Items from a figure collection:
++++++

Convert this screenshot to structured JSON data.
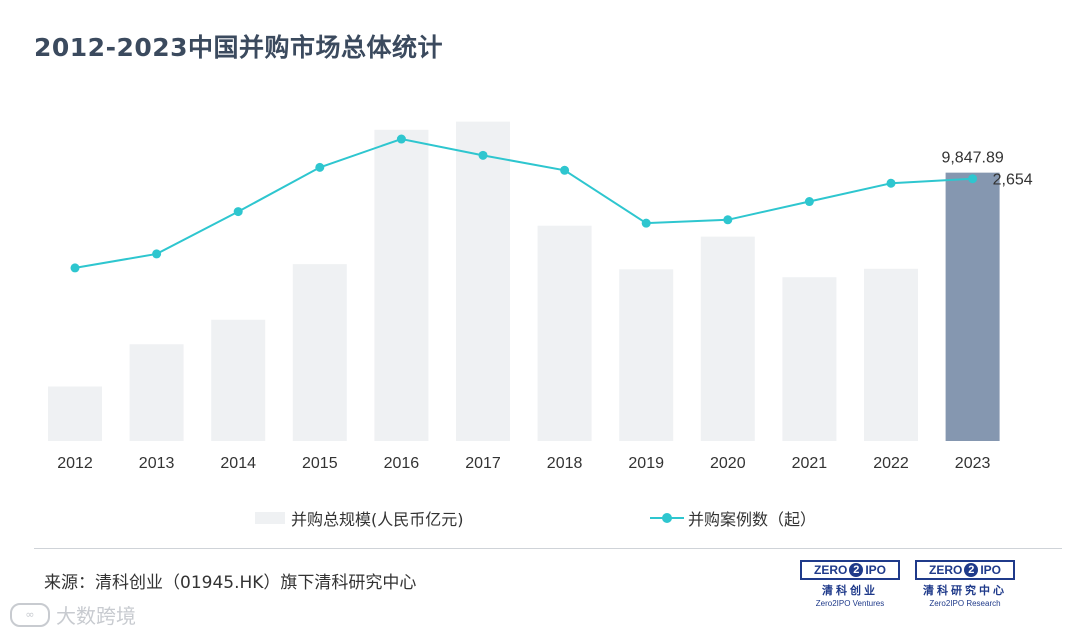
{
  "title": "2012-2023中国并购市场总体统计",
  "chart_data": {
    "type": "bar",
    "categories": [
      "2012",
      "2013",
      "2014",
      "2015",
      "2016",
      "2017",
      "2018",
      "2019",
      "2020",
      "2021",
      "2022",
      "2023"
    ],
    "series": [
      {
        "name": "并购总规模(人民币亿元)",
        "type": "bar",
        "values": [
          2000,
          3550,
          4450,
          6490,
          11420,
          11720,
          7900,
          6300,
          7500,
          6010,
          6320,
          9847.89
        ],
        "color": "#eff1f3",
        "highlight_color": "#8597b0",
        "highlight_index": 11,
        "last_label": "9,847.89"
      },
      {
        "name": "并购案例数（起）",
        "type": "line",
        "values": [
          800,
          1090,
          1970,
          2890,
          3480,
          3140,
          2830,
          1730,
          1800,
          2180,
          2560,
          2654
        ],
        "color": "#2ec6cf",
        "last_label": "2,654"
      }
    ],
    "bar_axis_range": [
      0,
      12000
    ],
    "line_axis_range": [
      -2800,
      4000
    ],
    "grid": false,
    "legend_position": "bottom"
  },
  "source": "来源：清科创业（01945.HK）旗下清科研究中心",
  "logos": [
    {
      "mark_left": "ZERO",
      "mark_mid": "2",
      "mark_right": "IPO",
      "cn": "清科创业",
      "en": "Zero2IPO Ventures"
    },
    {
      "mark_left": "ZERO",
      "mark_mid": "2",
      "mark_right": "IPO",
      "cn": "清科研究中心",
      "en": "Zero2IPO Research"
    }
  ],
  "watermark": {
    "icon": "kuajing-logo-icon",
    "text": "大数跨境"
  }
}
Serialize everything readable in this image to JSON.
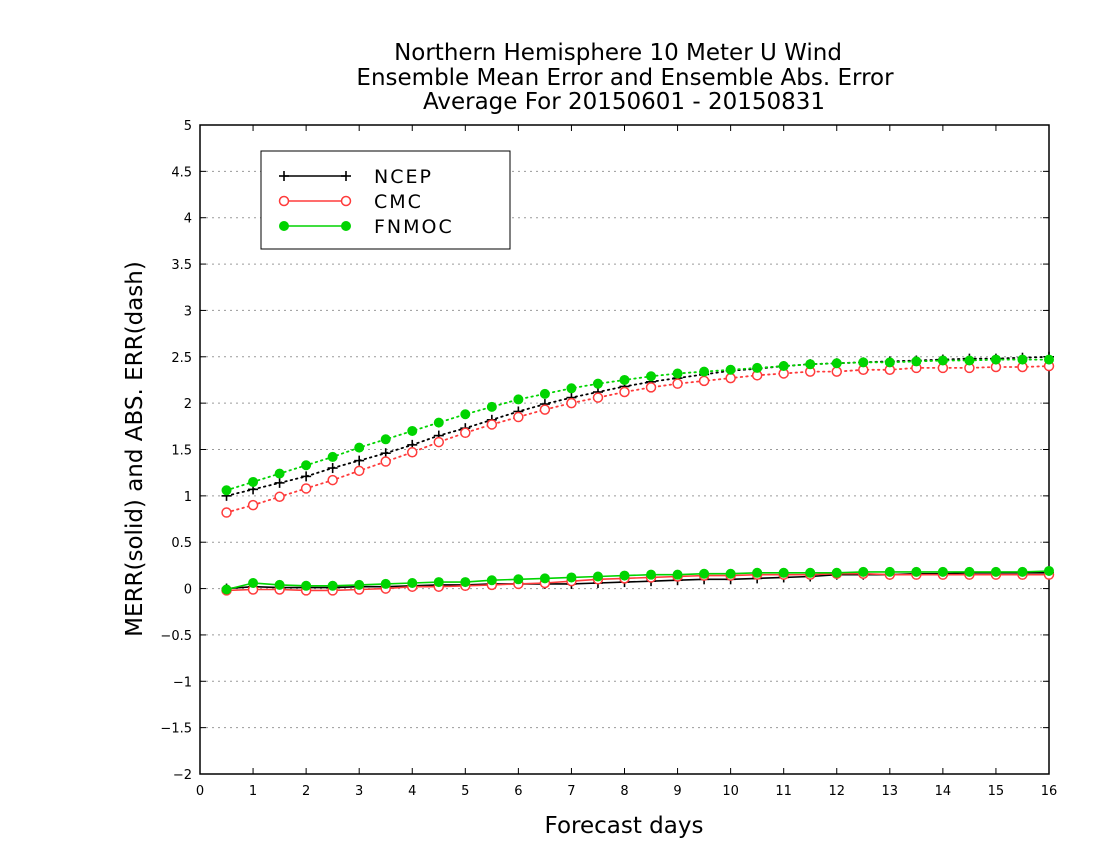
{
  "chart_data": {
    "type": "line",
    "title": [
      "Northern Hemisphere 10 Meter U Wind",
      "Ensemble Mean Error and Ensemble Abs. Error",
      "Average For 20150601 - 20150831"
    ],
    "xlabel": "Forecast days",
    "ylabel": "MERR(solid) and ABS. ERR(dash)",
    "xlim": [
      0,
      16
    ],
    "ylim": [
      -2,
      5
    ],
    "xticks": [
      0,
      1,
      2,
      3,
      4,
      5,
      6,
      7,
      8,
      9,
      10,
      11,
      12,
      13,
      14,
      15,
      16
    ],
    "yticks": [
      -2,
      -1.5,
      -1,
      -0.5,
      0,
      0.5,
      1,
      1.5,
      2,
      2.5,
      3,
      3.5,
      4,
      4.5,
      5
    ],
    "grid": "horizontal dotted",
    "legend_position": "top-left",
    "x": [
      0.5,
      1,
      1.5,
      2,
      2.5,
      3,
      3.5,
      4,
      4.5,
      5,
      5.5,
      6,
      6.5,
      7,
      7.5,
      8,
      8.5,
      9,
      9.5,
      10,
      10.5,
      11,
      11.5,
      12,
      12.5,
      13,
      13.5,
      14,
      14.5,
      15,
      15.5,
      16
    ],
    "series": [
      {
        "name": "NCEP",
        "color": "#000000",
        "marker": "plus",
        "merr": [
          0.0,
          0.02,
          0.01,
          0.01,
          0.01,
          0.02,
          0.02,
          0.03,
          0.04,
          0.04,
          0.05,
          0.05,
          0.05,
          0.05,
          0.06,
          0.07,
          0.08,
          0.09,
          0.1,
          0.1,
          0.11,
          0.12,
          0.13,
          0.15,
          0.15,
          0.15,
          0.16,
          0.16,
          0.17,
          0.17,
          0.17,
          0.17
        ],
        "abs_err": [
          1.0,
          1.07,
          1.14,
          1.21,
          1.3,
          1.38,
          1.46,
          1.55,
          1.65,
          1.73,
          1.82,
          1.91,
          1.99,
          2.06,
          2.12,
          2.18,
          2.23,
          2.27,
          2.31,
          2.35,
          2.37,
          2.4,
          2.42,
          2.43,
          2.44,
          2.45,
          2.46,
          2.47,
          2.48,
          2.48,
          2.49,
          2.5
        ]
      },
      {
        "name": "CMC",
        "color": "#ff3b3b",
        "marker": "open-circle",
        "merr": [
          -0.02,
          -0.01,
          -0.01,
          -0.02,
          -0.02,
          -0.01,
          0.0,
          0.02,
          0.02,
          0.03,
          0.04,
          0.05,
          0.06,
          0.08,
          0.1,
          0.11,
          0.12,
          0.13,
          0.14,
          0.14,
          0.15,
          0.15,
          0.15,
          0.16,
          0.16,
          0.15,
          0.15,
          0.15,
          0.15,
          0.15,
          0.15,
          0.15
        ],
        "abs_err": [
          0.82,
          0.9,
          0.99,
          1.08,
          1.17,
          1.27,
          1.37,
          1.47,
          1.58,
          1.68,
          1.77,
          1.85,
          1.93,
          2.0,
          2.06,
          2.12,
          2.17,
          2.21,
          2.24,
          2.27,
          2.3,
          2.32,
          2.34,
          2.34,
          2.36,
          2.36,
          2.38,
          2.38,
          2.38,
          2.39,
          2.39,
          2.4
        ]
      },
      {
        "name": "FNMOC",
        "color": "#00d400",
        "marker": "filled-circle",
        "merr": [
          -0.01,
          0.06,
          0.04,
          0.03,
          0.03,
          0.04,
          0.05,
          0.06,
          0.07,
          0.07,
          0.09,
          0.1,
          0.11,
          0.12,
          0.13,
          0.14,
          0.15,
          0.15,
          0.16,
          0.16,
          0.17,
          0.17,
          0.17,
          0.17,
          0.18,
          0.18,
          0.18,
          0.18,
          0.18,
          0.18,
          0.18,
          0.19
        ],
        "abs_err": [
          1.06,
          1.15,
          1.24,
          1.33,
          1.42,
          1.52,
          1.61,
          1.7,
          1.79,
          1.88,
          1.96,
          2.04,
          2.1,
          2.16,
          2.21,
          2.25,
          2.29,
          2.32,
          2.34,
          2.36,
          2.38,
          2.4,
          2.42,
          2.43,
          2.44,
          2.44,
          2.45,
          2.46,
          2.46,
          2.47,
          2.47,
          2.47
        ]
      }
    ]
  }
}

++++++

- [REQUIRED WORK]
Note every line above where the string "JSON" shows up, and copy those lines.

- [SOLUTION FOR THIS TASK]
Convert this screenshot to structured JSON data.
Serialize everything readable in this image to JSON.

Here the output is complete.